- **Given problem**
Output all lines exactly, with nothing added or dropped.

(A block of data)
┄┄┄┄┄┄

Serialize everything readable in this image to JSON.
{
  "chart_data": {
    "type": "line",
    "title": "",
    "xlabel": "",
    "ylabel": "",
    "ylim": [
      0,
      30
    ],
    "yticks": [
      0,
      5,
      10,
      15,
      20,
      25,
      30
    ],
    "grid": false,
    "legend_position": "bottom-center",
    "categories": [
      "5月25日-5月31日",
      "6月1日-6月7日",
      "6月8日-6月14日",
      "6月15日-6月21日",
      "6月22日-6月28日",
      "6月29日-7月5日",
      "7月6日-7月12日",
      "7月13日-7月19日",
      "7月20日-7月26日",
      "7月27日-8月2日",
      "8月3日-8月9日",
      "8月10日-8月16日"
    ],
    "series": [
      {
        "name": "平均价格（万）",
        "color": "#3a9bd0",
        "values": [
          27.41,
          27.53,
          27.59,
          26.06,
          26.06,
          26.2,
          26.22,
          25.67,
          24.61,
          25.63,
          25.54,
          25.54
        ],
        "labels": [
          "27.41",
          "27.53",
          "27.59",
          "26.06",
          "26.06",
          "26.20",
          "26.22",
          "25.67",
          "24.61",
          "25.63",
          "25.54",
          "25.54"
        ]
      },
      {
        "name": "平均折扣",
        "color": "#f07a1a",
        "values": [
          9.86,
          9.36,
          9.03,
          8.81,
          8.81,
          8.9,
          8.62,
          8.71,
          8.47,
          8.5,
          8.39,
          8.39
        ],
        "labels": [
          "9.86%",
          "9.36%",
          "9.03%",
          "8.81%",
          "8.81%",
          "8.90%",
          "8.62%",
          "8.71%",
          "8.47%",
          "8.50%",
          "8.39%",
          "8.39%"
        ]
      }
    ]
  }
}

┄┄┄┄┄┄

- **Solution to this exercise**
Serialize everything readable in this image to JSON.
{
  "chart_data": {
    "type": "line",
    "title": "",
    "xlabel": "",
    "ylabel": "",
    "ylim": [
      0,
      30
    ],
    "yticks": [
      0,
      5,
      10,
      15,
      20,
      25,
      30
    ],
    "grid": false,
    "legend_position": "bottom-center",
    "categories": [
      "5月25日-5月31日",
      "6月1日-6月7日",
      "6月8日-6月14日",
      "6月15日-6月21日",
      "6月22日-6月28日",
      "6月29日-7月5日",
      "7月6日-7月12日",
      "7月13日-7月19日",
      "7月20日-7月26日",
      "7月27日-8月2日",
      "8月3日-8月9日",
      "8月10日-8月16日"
    ],
    "series": [
      {
        "name": "平均价格（万）",
        "color": "#3a9bd0",
        "values": [
          27.41,
          27.53,
          27.59,
          26.06,
          26.06,
          26.2,
          26.22,
          25.67,
          24.61,
          25.63,
          25.54,
          25.54
        ],
        "labels": [
          "27.41",
          "27.53",
          "27.59",
          "26.06",
          "26.06",
          "26.20",
          "26.22",
          "25.67",
          "24.61",
          "25.63",
          "25.54",
          "25.54"
        ]
      },
      {
        "name": "平均折扣",
        "color": "#f07a1a",
        "values": [
          9.86,
          9.36,
          9.03,
          8.81,
          8.81,
          8.9,
          8.62,
          8.71,
          8.47,
          8.5,
          8.39,
          8.39
        ],
        "labels": [
          "9.86%",
          "9.36%",
          "9.03%",
          "8.81%",
          "8.81%",
          "8.90%",
          "8.62%",
          "8.71%",
          "8.47%",
          "8.50%",
          "8.39%",
          "8.39%"
        ]
      }
    ]
  }
}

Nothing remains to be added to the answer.